Challenge → State how many lines hold the word "POSTS", with no other words.

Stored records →
Begin

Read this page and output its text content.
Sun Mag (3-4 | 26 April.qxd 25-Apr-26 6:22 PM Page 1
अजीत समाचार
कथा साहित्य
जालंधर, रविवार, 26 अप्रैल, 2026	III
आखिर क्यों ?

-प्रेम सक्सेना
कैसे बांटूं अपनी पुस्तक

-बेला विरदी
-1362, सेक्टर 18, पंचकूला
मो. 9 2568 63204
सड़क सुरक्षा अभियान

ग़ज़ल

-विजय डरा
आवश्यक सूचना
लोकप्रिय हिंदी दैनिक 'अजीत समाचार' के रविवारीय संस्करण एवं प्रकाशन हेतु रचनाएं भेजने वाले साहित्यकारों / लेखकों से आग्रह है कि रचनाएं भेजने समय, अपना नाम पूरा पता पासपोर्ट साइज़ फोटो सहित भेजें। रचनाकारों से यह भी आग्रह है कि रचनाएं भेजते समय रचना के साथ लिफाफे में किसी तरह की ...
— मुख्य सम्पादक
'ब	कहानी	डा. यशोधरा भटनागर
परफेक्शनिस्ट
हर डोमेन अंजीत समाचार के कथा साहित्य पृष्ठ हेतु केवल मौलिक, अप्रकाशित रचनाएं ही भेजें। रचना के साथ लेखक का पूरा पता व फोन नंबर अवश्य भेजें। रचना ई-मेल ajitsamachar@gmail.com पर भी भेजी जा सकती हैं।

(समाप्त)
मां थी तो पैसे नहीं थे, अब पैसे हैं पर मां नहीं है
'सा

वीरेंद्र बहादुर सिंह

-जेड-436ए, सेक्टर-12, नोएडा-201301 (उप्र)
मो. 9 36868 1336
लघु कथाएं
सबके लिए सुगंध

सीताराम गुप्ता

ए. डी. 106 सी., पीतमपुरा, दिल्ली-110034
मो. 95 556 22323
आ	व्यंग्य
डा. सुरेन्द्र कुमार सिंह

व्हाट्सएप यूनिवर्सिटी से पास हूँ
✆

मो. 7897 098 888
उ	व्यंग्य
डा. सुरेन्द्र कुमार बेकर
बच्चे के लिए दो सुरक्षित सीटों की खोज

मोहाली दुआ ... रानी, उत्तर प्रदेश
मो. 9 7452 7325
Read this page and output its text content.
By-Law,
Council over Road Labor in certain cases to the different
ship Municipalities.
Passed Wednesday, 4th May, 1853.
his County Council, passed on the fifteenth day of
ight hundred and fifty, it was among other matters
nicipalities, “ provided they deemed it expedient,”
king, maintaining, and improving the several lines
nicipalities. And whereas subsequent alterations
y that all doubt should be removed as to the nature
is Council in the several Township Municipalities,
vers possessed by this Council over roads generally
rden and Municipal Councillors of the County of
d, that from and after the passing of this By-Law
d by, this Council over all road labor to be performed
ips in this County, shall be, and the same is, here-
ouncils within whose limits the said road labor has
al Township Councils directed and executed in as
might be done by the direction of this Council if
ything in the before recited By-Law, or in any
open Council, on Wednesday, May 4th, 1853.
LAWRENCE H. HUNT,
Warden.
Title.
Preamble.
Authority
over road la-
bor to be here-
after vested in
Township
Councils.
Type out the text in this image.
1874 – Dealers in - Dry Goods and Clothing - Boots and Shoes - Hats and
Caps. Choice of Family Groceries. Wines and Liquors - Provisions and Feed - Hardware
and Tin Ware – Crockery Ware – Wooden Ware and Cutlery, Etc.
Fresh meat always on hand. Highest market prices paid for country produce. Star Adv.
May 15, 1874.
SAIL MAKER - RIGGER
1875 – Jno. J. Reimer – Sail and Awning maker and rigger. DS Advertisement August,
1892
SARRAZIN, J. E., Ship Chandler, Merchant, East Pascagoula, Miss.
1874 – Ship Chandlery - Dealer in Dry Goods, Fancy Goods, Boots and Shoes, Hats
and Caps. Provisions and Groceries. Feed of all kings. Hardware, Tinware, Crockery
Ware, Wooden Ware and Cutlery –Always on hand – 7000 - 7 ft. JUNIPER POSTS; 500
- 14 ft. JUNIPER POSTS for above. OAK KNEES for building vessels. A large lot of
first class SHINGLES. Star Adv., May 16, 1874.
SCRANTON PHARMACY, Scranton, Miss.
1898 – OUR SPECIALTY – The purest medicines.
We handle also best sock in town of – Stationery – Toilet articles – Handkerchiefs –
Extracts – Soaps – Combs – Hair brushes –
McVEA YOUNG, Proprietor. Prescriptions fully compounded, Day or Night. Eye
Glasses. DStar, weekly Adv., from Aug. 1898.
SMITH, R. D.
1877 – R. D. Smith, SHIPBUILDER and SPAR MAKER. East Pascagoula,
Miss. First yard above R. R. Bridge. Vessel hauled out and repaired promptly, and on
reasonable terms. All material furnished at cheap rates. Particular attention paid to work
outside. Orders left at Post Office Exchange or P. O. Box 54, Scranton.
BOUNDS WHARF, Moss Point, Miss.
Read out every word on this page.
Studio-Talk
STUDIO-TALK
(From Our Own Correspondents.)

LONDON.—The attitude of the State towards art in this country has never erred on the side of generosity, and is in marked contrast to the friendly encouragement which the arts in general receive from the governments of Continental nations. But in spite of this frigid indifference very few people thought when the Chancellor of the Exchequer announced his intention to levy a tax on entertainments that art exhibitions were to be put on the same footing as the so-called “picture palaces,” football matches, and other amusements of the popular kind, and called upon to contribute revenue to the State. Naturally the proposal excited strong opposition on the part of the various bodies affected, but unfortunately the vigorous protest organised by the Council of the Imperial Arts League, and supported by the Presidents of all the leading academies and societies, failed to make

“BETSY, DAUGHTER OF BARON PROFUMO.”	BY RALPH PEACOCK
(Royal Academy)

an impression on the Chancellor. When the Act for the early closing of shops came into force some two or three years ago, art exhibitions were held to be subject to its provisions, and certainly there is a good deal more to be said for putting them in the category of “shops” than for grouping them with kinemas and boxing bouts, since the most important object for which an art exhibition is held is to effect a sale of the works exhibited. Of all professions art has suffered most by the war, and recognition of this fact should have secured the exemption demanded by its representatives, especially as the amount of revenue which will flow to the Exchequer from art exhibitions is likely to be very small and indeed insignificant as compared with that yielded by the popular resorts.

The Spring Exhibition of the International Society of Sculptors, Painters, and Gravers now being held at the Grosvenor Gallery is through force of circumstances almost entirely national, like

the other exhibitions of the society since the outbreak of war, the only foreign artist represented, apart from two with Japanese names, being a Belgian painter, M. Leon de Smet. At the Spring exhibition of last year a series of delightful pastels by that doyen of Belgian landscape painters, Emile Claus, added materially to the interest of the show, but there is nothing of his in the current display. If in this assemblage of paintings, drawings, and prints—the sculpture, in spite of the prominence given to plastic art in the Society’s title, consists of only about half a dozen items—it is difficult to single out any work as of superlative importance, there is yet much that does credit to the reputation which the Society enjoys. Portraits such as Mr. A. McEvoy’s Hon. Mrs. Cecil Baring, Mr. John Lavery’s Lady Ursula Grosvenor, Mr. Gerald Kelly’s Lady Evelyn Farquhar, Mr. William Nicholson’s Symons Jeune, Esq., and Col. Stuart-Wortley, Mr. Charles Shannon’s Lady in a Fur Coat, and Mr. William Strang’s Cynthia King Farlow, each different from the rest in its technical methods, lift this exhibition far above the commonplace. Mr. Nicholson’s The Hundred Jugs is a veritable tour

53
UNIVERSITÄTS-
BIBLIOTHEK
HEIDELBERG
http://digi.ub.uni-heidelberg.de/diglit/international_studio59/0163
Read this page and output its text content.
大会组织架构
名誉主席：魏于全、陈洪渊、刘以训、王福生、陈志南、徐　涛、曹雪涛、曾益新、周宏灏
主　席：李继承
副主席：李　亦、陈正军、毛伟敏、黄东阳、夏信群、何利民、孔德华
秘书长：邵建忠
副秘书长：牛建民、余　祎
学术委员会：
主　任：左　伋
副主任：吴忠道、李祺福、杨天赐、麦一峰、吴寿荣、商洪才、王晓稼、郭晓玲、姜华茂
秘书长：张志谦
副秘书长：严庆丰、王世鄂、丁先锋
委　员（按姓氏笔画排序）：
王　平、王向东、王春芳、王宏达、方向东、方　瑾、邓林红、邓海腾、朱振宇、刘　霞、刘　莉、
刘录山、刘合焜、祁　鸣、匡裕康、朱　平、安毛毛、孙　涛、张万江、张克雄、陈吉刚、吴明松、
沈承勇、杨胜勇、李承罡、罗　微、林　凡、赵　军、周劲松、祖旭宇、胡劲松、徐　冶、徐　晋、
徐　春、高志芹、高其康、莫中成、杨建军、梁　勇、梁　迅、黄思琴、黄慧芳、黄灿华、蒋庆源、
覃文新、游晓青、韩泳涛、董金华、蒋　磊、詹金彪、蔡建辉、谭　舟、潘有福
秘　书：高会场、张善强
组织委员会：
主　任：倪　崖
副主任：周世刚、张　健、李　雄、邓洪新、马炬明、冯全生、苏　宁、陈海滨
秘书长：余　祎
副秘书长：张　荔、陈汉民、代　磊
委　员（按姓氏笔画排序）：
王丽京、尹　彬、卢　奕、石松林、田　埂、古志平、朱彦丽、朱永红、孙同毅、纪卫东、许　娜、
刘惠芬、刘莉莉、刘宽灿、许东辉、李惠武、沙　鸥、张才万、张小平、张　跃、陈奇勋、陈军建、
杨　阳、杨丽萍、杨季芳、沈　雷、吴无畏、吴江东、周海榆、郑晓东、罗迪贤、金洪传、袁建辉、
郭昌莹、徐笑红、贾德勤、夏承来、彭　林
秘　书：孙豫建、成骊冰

End

The solution → 2